__Задача 1__. Сколько церковно-приходских школ насчитывалось в России в 1880 году, согласно отрывку о народном образовании?
__Задача 2__. Верните из отрывка о народном образовании текст без изменений, начиная со слов «Споры о народном» и продолжая по слова «его конечная цель.» включительно.

__Фрагмент страницы__.
Только та школа нужна народу, считал Победоносцев, которая соответствует его нравственным основам: «По народному понятию, школа учит читать, писать и считать, но, в нераздельной связи с этим, учит знать Бога и любить Его и бояться, любить Отечество, почитать родителей. Вот сумма знаний, умений и ощущений, которые в совокупности своей образуют в человеке совесть и дают ему нравственную силу…»30 Заметим кстати, сам Победоносцев, считая церковно-приходскую школу наиболее приемлемой формой для народа, немало содействовал распространению образования в народе, о чем говорят следующие цифры. Если к началу его государственной деятельности в 1880 г. в России насчитывалось 273 церковно-приходских школы, где обучалось 13 035 учащихся, то к моменту его выхода в отставку в 1905 г. – 43 696 школ (1 782 883 учащихся)31.

Выступал против повсеместного образования народа и известный русский мыслитель К. Н. Леонтьев. Угрозу национальной самобытности он видел в стремлении, как он считал, навязать грамотность крестьянству. Считая, что русская интеллигенция под влиянием западных идей, проникших в общество благодаря распространению знаний, утратила свои корни, обезличилась, он все надежды на будущее связывал с русским народом. В полемическом задоре он писал, шокируя читателя: «Да! В России еще много безграмотных людей; в России много еще того, что зовут «варварством». И это наше счастье, а не горе. Не ужасайтесь, прошу вас; я хочу сказать только, что наш безграмотный народ более, чем мы, хранитель народной физиономии, без которой не может создаться своеобразная цивилизация. <…> Мое общее заключение не безусловное против грамотности, а против поспешного и тем более против обязательного обучения. <…> (иначе грозит потеря) народного своеобразия, без которого, по-моему, великому народу не стоит и жить. <…> Тех же, которые не согласятся, что национальность может быть, а у славян и должна быть пока сама себе целью, я попрошу согласиться хотя с тем, что грамотность уже сама себе целью никак не может быть…»32

Споры о народном образовании дают ключ к раскрытию всей проблемы в целом. Образование, как оно понималось в России, может быть грозным оружием, приносить не только пользу, но и страшный вред. В его основании должно находиться нравственное воспитание, сохранение национального начала, только в этом случае оно принесет пользу государству, что и есть его конечная цель.

__Исходные данные__.
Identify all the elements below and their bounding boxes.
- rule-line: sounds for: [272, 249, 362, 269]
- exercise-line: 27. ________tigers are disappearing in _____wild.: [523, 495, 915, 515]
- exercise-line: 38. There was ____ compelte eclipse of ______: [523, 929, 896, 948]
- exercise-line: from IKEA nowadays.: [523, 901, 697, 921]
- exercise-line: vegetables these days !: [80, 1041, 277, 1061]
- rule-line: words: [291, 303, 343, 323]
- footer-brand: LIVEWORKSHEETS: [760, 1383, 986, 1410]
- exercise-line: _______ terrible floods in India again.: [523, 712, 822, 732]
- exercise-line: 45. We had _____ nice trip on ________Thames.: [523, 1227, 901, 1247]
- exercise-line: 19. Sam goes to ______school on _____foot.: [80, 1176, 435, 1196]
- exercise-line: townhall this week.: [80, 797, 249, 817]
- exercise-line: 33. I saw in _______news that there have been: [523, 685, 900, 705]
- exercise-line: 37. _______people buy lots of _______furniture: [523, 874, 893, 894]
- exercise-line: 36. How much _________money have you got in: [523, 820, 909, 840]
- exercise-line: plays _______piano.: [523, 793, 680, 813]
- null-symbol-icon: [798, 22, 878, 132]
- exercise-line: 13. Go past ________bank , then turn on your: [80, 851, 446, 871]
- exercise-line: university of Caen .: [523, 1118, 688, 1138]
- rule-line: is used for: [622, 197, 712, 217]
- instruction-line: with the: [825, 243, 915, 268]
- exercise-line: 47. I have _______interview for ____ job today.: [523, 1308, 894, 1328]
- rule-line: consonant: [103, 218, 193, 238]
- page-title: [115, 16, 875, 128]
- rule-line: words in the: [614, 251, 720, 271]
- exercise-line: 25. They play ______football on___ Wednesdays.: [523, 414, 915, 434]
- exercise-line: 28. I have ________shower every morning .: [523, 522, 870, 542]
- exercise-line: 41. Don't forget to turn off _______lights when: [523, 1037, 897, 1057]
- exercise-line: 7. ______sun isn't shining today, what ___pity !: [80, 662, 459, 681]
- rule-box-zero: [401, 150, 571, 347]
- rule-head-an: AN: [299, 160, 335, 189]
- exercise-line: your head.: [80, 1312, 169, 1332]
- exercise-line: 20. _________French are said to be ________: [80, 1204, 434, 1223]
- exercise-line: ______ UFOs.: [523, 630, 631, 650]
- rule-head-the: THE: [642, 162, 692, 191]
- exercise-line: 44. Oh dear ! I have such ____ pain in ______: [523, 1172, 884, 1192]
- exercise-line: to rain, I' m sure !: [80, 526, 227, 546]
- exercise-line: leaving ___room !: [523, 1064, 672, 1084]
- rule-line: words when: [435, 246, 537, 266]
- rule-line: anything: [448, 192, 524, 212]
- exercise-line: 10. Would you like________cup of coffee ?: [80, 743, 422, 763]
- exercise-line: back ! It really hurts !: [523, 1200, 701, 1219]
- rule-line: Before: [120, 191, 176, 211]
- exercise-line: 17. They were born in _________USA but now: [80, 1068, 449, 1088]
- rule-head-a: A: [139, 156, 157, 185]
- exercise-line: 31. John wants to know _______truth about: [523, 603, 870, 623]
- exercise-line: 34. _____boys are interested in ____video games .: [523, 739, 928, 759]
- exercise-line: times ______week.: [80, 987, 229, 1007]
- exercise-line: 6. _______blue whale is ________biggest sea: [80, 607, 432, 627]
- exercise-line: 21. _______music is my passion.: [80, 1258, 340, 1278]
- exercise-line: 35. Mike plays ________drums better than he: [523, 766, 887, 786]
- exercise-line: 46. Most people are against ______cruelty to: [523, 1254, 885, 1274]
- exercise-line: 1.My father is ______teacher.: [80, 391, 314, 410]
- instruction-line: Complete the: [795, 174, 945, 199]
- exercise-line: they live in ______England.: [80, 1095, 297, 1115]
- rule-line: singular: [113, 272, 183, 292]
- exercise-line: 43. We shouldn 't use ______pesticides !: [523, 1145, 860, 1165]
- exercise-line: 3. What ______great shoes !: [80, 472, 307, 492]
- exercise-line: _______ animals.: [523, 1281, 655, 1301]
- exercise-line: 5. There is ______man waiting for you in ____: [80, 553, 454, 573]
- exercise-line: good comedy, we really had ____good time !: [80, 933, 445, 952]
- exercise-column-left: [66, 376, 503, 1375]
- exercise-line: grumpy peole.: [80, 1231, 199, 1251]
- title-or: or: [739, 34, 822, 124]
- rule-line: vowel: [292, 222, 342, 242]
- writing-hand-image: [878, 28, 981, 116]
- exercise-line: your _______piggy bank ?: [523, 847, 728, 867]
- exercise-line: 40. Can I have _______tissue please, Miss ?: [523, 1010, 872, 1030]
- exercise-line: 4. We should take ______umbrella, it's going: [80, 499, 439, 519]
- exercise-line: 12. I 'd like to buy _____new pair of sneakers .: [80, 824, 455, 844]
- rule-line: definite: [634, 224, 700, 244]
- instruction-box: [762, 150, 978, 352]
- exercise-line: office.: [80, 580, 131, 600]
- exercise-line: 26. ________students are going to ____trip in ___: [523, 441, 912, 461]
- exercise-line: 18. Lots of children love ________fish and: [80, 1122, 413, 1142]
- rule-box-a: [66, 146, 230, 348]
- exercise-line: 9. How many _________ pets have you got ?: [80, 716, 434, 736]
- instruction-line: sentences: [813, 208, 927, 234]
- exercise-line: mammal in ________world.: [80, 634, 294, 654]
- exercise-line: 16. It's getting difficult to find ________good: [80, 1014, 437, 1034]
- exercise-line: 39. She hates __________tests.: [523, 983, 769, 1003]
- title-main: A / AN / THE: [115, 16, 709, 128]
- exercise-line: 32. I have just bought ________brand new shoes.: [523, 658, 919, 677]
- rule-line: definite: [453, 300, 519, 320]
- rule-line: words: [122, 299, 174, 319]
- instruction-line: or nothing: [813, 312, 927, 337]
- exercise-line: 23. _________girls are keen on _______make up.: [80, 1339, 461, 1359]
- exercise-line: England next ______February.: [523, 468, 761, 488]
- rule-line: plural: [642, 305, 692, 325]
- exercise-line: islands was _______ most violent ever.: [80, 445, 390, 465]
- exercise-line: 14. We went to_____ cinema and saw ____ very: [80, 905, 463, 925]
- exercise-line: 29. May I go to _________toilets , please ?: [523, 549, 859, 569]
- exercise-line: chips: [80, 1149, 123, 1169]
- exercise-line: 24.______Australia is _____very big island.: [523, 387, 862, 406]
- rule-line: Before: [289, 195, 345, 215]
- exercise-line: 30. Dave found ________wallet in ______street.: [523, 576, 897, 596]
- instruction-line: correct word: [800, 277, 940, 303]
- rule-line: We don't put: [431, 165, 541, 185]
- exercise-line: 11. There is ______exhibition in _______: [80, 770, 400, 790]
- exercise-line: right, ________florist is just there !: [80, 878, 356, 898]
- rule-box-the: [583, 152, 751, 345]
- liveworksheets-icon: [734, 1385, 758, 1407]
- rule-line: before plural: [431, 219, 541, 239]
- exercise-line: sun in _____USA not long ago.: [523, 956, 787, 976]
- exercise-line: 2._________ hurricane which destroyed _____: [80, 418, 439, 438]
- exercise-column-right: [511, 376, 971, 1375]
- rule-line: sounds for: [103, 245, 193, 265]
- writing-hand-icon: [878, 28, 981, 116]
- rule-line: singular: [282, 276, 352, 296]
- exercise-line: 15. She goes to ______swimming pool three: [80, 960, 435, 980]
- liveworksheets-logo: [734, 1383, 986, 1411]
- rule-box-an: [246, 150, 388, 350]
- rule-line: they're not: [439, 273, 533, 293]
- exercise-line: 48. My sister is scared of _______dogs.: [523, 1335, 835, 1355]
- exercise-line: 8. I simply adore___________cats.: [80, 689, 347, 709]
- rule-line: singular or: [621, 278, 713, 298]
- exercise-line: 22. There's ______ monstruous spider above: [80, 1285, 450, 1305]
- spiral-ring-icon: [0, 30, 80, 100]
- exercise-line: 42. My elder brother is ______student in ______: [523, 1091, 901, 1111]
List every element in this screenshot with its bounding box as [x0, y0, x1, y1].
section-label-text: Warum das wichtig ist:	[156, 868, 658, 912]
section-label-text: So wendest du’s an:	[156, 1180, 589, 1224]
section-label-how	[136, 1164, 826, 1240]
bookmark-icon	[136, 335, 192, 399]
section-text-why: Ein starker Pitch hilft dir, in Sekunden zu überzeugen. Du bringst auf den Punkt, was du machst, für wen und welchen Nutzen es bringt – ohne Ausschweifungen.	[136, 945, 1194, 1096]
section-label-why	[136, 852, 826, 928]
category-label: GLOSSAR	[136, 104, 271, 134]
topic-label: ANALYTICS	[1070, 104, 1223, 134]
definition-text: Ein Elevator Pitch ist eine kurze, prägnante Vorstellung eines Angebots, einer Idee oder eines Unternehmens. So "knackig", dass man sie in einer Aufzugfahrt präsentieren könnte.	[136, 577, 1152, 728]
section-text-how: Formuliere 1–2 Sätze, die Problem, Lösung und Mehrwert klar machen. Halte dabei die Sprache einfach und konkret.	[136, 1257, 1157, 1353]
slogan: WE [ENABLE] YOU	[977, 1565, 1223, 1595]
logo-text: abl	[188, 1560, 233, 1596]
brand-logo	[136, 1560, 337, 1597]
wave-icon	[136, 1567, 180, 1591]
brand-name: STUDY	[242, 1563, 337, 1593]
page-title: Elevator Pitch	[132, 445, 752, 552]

__Ответ 1__. 273 школы.

__Ответ 2__.
Споры о народном образовании дают ключ к раскрытию всей проблемы в целом. Образование, как оно понималось в России, может быть грозным оружием, приносить не только пользу, но и страшный вред. В его основании должно находиться нравственное воспитание, сохранение национального начала, только в этом случае оно принесет пользу государству, что и есть его конечная цель.